Stored entries:
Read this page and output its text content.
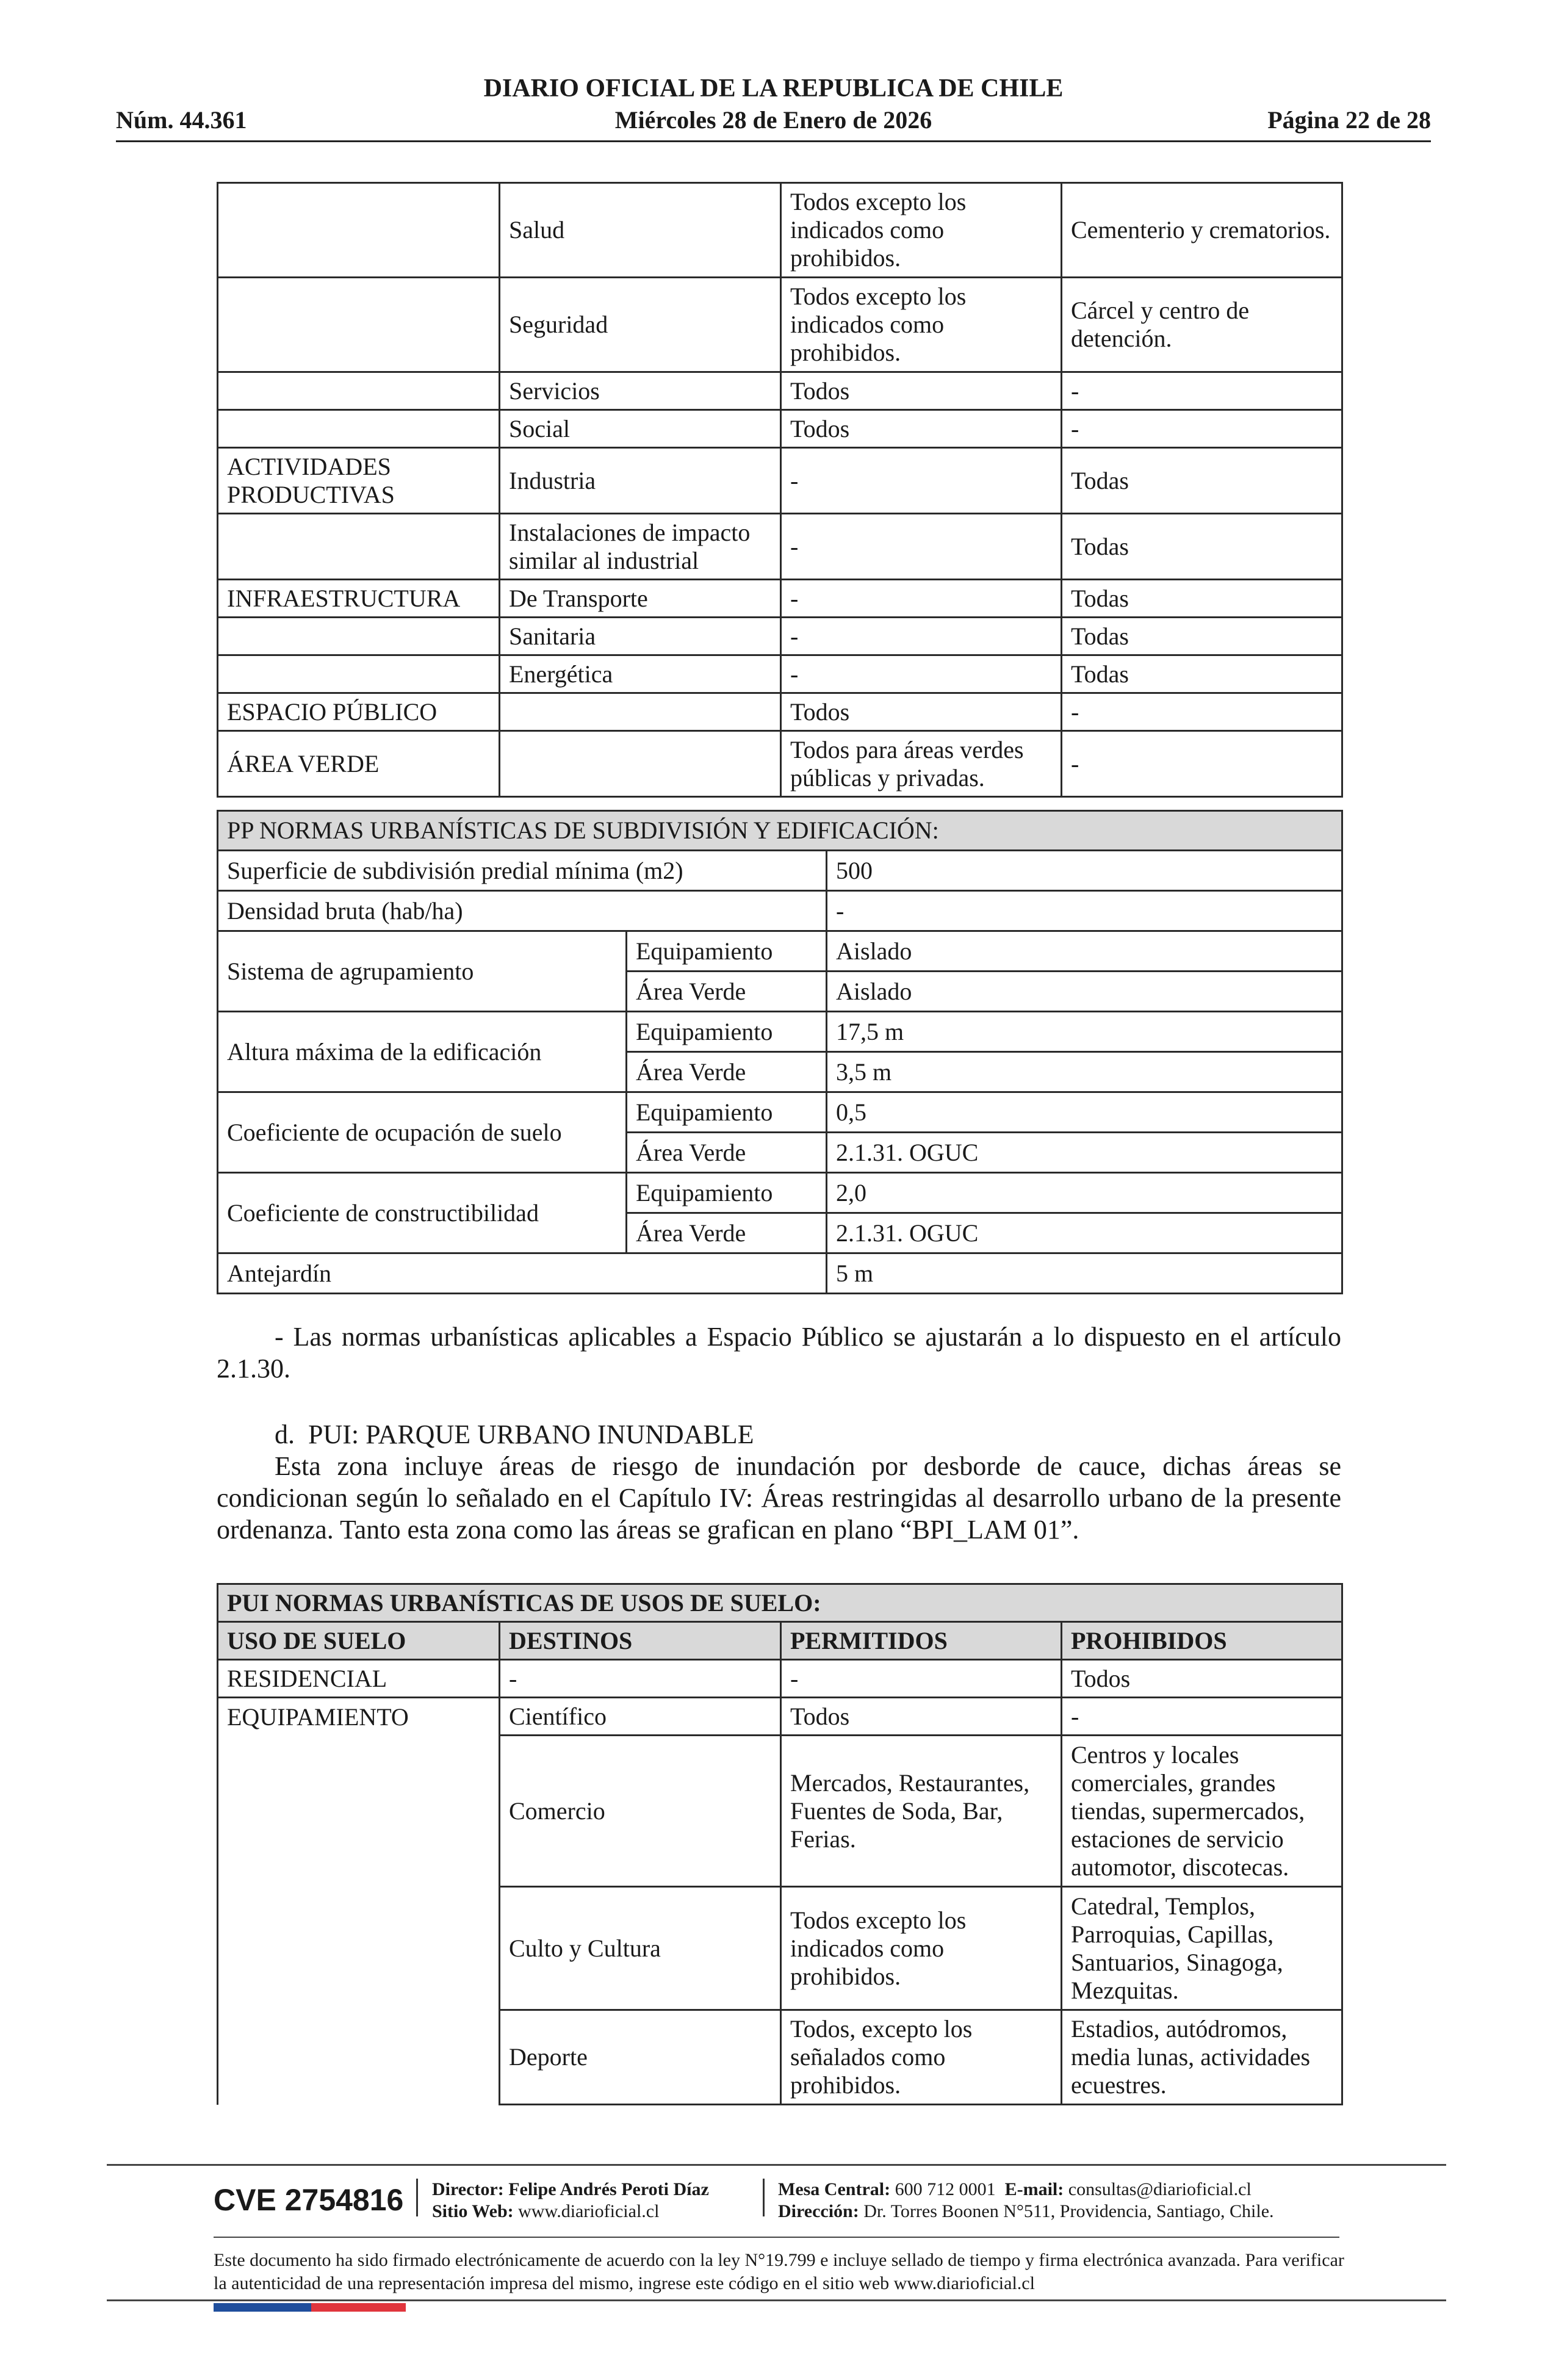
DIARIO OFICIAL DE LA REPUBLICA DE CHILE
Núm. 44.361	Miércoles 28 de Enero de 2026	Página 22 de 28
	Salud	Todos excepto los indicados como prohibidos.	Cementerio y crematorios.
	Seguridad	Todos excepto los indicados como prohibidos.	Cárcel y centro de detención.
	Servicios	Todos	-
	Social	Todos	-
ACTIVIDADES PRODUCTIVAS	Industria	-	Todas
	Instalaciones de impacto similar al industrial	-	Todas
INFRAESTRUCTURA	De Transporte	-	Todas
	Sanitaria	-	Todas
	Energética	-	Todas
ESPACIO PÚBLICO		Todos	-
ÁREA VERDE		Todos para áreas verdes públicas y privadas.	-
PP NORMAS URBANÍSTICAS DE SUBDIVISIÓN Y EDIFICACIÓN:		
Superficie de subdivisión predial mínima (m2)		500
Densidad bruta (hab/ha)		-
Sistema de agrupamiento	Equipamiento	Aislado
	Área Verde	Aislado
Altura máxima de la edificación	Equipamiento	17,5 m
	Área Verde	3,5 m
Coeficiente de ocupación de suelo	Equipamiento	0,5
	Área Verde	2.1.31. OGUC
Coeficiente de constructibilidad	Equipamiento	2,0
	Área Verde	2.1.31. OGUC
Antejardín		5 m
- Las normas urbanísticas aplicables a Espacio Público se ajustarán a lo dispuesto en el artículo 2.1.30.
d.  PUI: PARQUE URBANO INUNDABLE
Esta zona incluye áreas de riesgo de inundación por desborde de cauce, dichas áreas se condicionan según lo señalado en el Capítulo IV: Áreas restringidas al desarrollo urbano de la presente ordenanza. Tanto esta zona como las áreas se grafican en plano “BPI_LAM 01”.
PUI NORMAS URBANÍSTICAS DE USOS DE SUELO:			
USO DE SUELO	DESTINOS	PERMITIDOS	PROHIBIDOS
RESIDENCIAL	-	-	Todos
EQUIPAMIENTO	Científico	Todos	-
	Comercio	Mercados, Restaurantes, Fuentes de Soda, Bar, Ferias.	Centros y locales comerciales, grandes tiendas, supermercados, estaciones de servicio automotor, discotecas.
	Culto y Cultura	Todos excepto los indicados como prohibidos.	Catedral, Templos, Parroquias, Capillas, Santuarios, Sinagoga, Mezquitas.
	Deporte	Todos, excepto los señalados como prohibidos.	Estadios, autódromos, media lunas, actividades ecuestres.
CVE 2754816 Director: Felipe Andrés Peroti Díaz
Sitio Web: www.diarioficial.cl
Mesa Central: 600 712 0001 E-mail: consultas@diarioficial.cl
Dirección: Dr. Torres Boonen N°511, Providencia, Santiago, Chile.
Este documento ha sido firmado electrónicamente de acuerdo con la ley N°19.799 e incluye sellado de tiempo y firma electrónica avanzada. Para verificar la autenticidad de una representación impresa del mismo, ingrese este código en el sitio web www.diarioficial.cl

◆ EXERCISE DESCRIPTION:
All preceding records should be duplicated verbatim, images excepted.

◆ EXERCISE SOLUTION:
Read this page and output its text content.
DIARIO OFICIAL DE LA REPUBLICA DE CHILE
Núm. 44.361	Miércoles 28 de Enero de 2026	Página 22 de 28
	Salud	Todos excepto los indicados como prohibidos.	Cementerio y crematorios.
	Seguridad	Todos excepto los indicados como prohibidos.	Cárcel y centro de detención.
	Servicios	Todos	-
	Social	Todos	-
ACTIVIDADES PRODUCTIVAS	Industria	-	Todas
	Instalaciones de impacto similar al industrial	-	Todas
INFRAESTRUCTURA	De Transporte	-	Todas
	Sanitaria	-	Todas
	Energética	-	Todas
ESPACIO PÚBLICO		Todos	-
ÁREA VERDE		Todos para áreas verdes públicas y privadas.	-
PP NORMAS URBANÍSTICAS DE SUBDIVISIÓN Y EDIFICACIÓN:		
Superficie de subdivisión predial mínima (m2)		500
Densidad bruta (hab/ha)		-
Sistema de agrupamiento	Equipamiento	Aislado
	Área Verde	Aislado
Altura máxima de la edificación	Equipamiento	17,5 m
	Área Verde	3,5 m
Coeficiente de ocupación de suelo	Equipamiento	0,5
	Área Verde	2.1.31. OGUC
Coeficiente de constructibilidad	Equipamiento	2,0
	Área Verde	2.1.31. OGUC
Antejardín		5 m
- Las normas urbanísticas aplicables a Espacio Público se ajustarán a lo dispuesto en el artículo 2.1.30.
d.  PUI: PARQUE URBANO INUNDABLE
Esta zona incluye áreas de riesgo de inundación por desborde de cauce, dichas áreas se condicionan según lo señalado en el Capítulo IV: Áreas restringidas al desarrollo urbano de la presente ordenanza. Tanto esta zona como las áreas se grafican en plano “BPI_LAM 01”.
PUI NORMAS URBANÍSTICAS DE USOS DE SUELO:			
USO DE SUELO	DESTINOS	PERMITIDOS	PROHIBIDOS
RESIDENCIAL	-	-	Todos
EQUIPAMIENTO	Científico	Todos	-
	Comercio	Mercados, Restaurantes, Fuentes de Soda, Bar, Ferias.	Centros y locales comerciales, grandes tiendas, supermercados, estaciones de servicio automotor, discotecas.
	Culto y Cultura	Todos excepto los indicados como prohibidos.	Catedral, Templos, Parroquias, Capillas, Santuarios, Sinagoga, Mezquitas.
	Deporte	Todos, excepto los señalados como prohibidos.	Estadios, autódromos, media lunas, actividades ecuestres.
CVE 2754816 Director: Felipe Andrés Peroti Díaz
Sitio Web: www.diarioficial.cl
Mesa Central: 600 712 0001 E-mail: consultas@diarioficial.cl
Dirección: Dr. Torres Boonen N°511, Providencia, Santiago, Chile.
Este documento ha sido firmado electrónicamente de acuerdo con la ley N°19.799 e incluye sellado de tiempo y firma electrónica avanzada. Para verificar la autenticidad de una representación impresa del mismo, ingrese este código en el sitio web www.diarioficial.cl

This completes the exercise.